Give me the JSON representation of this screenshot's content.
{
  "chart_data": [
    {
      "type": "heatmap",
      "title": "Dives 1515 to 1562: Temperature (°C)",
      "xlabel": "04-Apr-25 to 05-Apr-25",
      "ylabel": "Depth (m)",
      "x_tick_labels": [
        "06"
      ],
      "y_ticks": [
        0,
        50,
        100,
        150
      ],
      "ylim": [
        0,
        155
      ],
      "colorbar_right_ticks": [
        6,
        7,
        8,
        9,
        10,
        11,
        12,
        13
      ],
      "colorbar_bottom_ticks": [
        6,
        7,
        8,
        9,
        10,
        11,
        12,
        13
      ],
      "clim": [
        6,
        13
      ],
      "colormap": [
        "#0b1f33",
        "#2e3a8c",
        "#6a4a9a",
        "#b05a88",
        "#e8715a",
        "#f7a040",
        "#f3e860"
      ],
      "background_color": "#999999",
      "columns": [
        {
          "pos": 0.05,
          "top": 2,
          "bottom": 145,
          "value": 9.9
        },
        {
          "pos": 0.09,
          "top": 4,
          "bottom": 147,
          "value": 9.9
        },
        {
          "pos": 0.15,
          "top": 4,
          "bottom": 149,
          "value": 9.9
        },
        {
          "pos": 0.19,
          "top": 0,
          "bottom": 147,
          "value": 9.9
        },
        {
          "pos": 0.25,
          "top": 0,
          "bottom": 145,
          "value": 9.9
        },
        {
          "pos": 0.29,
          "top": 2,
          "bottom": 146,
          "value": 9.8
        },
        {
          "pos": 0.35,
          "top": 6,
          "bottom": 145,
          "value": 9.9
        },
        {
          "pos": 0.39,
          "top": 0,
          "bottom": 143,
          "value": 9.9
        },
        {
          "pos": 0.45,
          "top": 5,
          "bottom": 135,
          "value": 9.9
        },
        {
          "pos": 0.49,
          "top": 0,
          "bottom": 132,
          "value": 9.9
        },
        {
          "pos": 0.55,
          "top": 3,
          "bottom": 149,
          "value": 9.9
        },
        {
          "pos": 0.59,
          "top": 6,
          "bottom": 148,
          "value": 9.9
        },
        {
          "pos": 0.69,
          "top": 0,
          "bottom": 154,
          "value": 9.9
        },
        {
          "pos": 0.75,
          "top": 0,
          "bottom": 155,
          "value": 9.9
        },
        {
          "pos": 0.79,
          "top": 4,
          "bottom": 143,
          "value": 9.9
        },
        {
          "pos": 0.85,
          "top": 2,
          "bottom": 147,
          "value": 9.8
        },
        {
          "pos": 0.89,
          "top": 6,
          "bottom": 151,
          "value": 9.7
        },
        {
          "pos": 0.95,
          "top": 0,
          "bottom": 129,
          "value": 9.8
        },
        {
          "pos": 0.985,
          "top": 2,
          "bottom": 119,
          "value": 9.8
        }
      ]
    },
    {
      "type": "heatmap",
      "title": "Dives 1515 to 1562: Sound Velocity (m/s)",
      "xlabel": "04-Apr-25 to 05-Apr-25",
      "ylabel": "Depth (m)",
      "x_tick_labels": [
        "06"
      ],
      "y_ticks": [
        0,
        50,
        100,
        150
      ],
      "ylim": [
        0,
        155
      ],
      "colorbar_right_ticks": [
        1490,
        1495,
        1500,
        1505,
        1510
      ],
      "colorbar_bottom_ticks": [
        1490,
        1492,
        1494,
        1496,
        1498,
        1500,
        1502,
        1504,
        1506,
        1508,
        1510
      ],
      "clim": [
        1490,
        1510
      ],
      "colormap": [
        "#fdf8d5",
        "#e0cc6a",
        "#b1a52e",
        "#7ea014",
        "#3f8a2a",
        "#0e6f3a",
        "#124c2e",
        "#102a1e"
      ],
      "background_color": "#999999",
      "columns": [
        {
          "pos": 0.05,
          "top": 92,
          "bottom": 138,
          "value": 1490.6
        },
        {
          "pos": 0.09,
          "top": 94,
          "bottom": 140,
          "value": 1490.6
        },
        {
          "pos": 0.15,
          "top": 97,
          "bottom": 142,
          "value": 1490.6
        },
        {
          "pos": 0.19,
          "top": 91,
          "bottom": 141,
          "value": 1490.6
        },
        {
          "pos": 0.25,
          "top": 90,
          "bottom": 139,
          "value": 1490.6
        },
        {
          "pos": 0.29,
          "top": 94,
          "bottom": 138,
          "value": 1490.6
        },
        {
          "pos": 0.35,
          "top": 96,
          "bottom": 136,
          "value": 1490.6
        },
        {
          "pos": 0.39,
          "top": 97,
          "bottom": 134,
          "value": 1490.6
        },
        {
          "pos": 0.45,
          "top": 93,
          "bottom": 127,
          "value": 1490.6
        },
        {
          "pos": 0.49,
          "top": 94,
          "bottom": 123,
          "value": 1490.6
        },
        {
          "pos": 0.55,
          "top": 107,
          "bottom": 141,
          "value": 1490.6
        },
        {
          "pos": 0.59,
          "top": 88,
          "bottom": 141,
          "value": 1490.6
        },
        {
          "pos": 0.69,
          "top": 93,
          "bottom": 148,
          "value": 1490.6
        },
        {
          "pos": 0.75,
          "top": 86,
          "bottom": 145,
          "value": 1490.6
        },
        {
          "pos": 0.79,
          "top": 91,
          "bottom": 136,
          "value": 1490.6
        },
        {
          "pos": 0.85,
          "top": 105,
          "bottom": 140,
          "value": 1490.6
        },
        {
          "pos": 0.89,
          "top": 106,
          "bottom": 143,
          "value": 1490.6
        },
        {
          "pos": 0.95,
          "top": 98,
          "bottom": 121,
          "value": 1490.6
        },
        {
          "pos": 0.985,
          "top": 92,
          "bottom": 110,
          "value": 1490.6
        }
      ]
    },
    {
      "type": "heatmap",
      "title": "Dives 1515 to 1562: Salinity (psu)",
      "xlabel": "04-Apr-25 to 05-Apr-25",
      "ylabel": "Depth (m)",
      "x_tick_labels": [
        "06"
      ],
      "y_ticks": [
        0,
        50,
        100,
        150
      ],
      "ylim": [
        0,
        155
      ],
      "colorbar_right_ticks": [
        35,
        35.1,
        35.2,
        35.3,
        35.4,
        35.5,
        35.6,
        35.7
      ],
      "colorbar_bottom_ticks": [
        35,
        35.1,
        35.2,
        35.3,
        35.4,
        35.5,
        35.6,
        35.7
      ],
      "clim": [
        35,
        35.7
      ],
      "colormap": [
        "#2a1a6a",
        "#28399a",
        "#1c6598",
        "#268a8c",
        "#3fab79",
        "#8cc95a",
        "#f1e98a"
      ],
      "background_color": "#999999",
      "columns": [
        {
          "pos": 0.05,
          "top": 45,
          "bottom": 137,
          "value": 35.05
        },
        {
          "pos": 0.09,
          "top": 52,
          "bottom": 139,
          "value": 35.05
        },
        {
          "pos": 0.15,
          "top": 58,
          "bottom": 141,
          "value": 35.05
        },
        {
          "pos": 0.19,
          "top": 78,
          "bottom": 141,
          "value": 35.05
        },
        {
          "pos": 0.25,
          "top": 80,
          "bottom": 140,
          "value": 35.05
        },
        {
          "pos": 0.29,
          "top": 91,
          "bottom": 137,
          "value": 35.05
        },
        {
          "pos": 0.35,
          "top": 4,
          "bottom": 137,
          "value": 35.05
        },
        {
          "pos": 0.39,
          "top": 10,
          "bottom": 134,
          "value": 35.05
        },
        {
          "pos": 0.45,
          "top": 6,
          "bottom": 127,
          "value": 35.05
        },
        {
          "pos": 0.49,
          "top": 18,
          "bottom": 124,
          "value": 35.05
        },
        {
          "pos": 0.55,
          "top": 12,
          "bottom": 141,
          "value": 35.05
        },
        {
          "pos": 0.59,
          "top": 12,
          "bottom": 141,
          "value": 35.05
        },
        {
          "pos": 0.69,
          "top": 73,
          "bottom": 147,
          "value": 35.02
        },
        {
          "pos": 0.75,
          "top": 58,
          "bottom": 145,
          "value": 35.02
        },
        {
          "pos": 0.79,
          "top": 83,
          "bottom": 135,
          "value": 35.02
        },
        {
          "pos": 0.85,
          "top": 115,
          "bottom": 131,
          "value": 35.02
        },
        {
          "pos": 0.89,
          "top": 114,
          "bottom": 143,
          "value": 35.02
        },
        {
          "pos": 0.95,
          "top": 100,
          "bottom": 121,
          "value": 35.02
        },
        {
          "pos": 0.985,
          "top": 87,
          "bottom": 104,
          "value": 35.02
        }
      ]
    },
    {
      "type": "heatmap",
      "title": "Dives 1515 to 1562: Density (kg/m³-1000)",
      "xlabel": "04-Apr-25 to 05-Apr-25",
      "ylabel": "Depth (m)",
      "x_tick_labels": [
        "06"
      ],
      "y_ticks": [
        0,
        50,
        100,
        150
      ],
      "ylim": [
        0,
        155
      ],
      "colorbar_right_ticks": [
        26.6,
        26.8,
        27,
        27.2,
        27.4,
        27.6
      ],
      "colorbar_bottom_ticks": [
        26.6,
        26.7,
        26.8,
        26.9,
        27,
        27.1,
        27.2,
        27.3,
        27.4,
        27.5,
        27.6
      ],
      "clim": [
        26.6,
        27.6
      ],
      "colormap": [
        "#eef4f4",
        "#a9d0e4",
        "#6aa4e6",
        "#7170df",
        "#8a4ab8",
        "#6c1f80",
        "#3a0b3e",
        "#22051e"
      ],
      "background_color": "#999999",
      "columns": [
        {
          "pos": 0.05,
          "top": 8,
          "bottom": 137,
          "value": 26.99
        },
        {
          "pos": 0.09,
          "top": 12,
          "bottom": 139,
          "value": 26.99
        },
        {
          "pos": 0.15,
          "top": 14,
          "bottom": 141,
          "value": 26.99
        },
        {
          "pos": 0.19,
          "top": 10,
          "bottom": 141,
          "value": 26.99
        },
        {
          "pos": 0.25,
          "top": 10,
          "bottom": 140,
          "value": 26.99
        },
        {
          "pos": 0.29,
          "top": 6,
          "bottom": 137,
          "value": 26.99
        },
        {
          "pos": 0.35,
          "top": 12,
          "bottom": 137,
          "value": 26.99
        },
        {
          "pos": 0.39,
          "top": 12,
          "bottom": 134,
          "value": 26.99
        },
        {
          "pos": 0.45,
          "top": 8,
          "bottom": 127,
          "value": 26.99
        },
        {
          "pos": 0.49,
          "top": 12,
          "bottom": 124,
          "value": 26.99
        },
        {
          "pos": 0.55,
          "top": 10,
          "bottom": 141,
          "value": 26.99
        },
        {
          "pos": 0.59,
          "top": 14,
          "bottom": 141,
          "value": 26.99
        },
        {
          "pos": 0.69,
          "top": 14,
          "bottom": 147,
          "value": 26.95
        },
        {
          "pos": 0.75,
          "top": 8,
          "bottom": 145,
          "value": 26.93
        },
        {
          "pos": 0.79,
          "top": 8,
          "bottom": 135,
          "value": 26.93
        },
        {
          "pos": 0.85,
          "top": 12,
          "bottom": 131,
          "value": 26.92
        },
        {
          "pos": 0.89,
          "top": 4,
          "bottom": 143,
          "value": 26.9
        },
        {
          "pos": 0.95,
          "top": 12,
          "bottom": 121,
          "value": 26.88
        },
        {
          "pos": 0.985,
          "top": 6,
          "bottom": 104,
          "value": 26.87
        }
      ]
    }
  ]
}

§ TO DO:
Return each line among the entries that holds the word "title".

§ RESPONSE BELOW:
      "title": "Dives 1515 to 1562: Temperature (°C)",
      "title": "Dives 1515 to 1562: Sound Velocity (m/s)",
      "title": "Dives 1515 to 1562: Salinity (psu)",
      "title": "Dives 1515 to 1562: Density (kg/m³-1000)",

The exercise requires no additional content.